[TASK OBJECTIVE] Quote the entries word for word. Omit the pictures.

[RAW DATA]
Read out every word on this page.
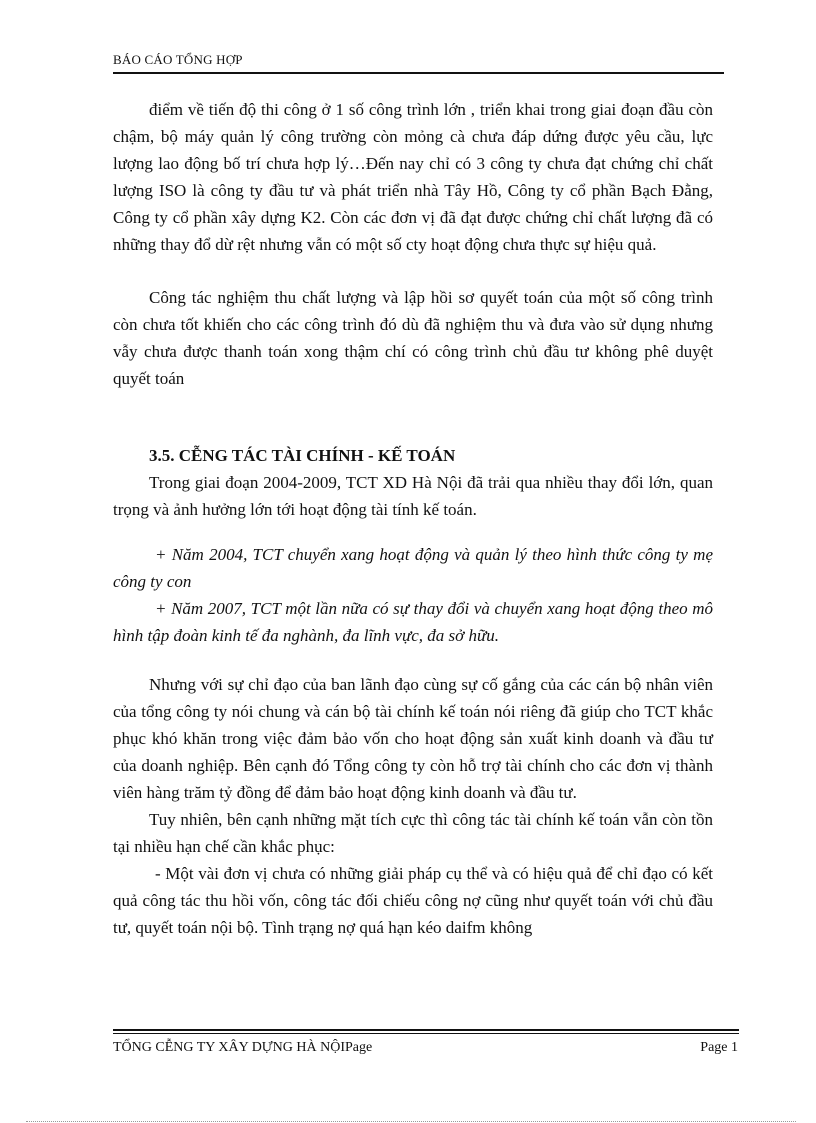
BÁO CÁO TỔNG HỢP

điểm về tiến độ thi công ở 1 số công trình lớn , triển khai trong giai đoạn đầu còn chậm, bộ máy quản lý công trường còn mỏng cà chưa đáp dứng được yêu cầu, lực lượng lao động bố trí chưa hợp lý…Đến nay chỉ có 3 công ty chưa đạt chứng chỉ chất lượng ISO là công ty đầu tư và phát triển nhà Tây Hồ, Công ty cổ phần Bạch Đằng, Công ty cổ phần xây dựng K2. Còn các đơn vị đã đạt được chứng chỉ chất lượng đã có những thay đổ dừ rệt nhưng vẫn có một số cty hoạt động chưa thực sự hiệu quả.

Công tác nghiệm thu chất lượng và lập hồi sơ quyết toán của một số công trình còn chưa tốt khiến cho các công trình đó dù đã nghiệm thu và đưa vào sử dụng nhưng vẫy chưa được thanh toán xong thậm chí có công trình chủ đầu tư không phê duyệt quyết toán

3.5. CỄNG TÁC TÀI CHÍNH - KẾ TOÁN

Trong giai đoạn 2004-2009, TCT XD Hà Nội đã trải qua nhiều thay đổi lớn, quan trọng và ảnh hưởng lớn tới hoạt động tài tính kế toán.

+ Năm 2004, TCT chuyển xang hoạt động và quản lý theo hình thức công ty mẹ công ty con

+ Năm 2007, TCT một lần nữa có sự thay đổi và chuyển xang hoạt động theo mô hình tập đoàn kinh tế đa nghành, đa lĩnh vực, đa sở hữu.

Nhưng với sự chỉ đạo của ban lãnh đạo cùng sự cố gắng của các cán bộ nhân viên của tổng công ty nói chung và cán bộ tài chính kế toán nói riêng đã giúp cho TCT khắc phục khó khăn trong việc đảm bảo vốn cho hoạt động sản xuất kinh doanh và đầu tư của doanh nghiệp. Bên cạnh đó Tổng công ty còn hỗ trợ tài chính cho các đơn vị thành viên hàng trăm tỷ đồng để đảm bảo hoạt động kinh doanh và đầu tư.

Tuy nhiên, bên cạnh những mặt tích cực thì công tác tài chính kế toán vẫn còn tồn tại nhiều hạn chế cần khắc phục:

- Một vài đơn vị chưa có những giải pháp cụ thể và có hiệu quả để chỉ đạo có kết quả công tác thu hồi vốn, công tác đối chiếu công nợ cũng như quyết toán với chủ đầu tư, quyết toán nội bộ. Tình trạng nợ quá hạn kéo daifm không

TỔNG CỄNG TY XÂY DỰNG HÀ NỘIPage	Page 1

[WRITTEN REPLY]
Read out every word on this page.
BÁO CÁO TỔNG HỢP

điểm về tiến độ thi công ở 1 số công trình lớn , triển khai trong giai đoạn đầu còn chậm, bộ máy quản lý công trường còn mỏng cà chưa đáp dứng được yêu cầu, lực lượng lao động bố trí chưa hợp lý…Đến nay chỉ có 3 công ty chưa đạt chứng chỉ chất lượng ISO là công ty đầu tư và phát triển nhà Tây Hồ, Công ty cổ phần Bạch Đằng, Công ty cổ phần xây dựng K2. Còn các đơn vị đã đạt được chứng chỉ chất lượng đã có những thay đổ dừ rệt nhưng vẫn có một số cty hoạt động chưa thực sự hiệu quả.

Công tác nghiệm thu chất lượng và lập hồi sơ quyết toán của một số công trình còn chưa tốt khiến cho các công trình đó dù đã nghiệm thu và đưa vào sử dụng nhưng vẫy chưa được thanh toán xong thậm chí có công trình chủ đầu tư không phê duyệt quyết toán

3.5. CỄNG TÁC TÀI CHÍNH - KẾ TOÁN

Trong giai đoạn 2004-2009, TCT XD Hà Nội đã trải qua nhiều thay đổi lớn, quan trọng và ảnh hưởng lớn tới hoạt động tài tính kế toán.

+ Năm 2004, TCT chuyển xang hoạt động và quản lý theo hình thức công ty mẹ công ty con

+ Năm 2007, TCT một lần nữa có sự thay đổi và chuyển xang hoạt động theo mô hình tập đoàn kinh tế đa nghành, đa lĩnh vực, đa sở hữu.

Nhưng với sự chỉ đạo của ban lãnh đạo cùng sự cố gắng của các cán bộ nhân viên của tổng công ty nói chung và cán bộ tài chính kế toán nói riêng đã giúp cho TCT khắc phục khó khăn trong việc đảm bảo vốn cho hoạt động sản xuất kinh doanh và đầu tư của doanh nghiệp. Bên cạnh đó Tổng công ty còn hỗ trợ tài chính cho các đơn vị thành viên hàng trăm tỷ đồng để đảm bảo hoạt động kinh doanh và đầu tư.

Tuy nhiên, bên cạnh những mặt tích cực thì công tác tài chính kế toán vẫn còn tồn tại nhiều hạn chế cần khắc phục:

- Một vài đơn vị chưa có những giải pháp cụ thể và có hiệu quả để chỉ đạo có kết quả công tác thu hồi vốn, công tác đối chiếu công nợ cũng như quyết toán với chủ đầu tư, quyết toán nội bộ. Tình trạng nợ quá hạn kéo daifm không

TỔNG CỄNG TY XÂY DỰNG HÀ NỘIPage	Page 1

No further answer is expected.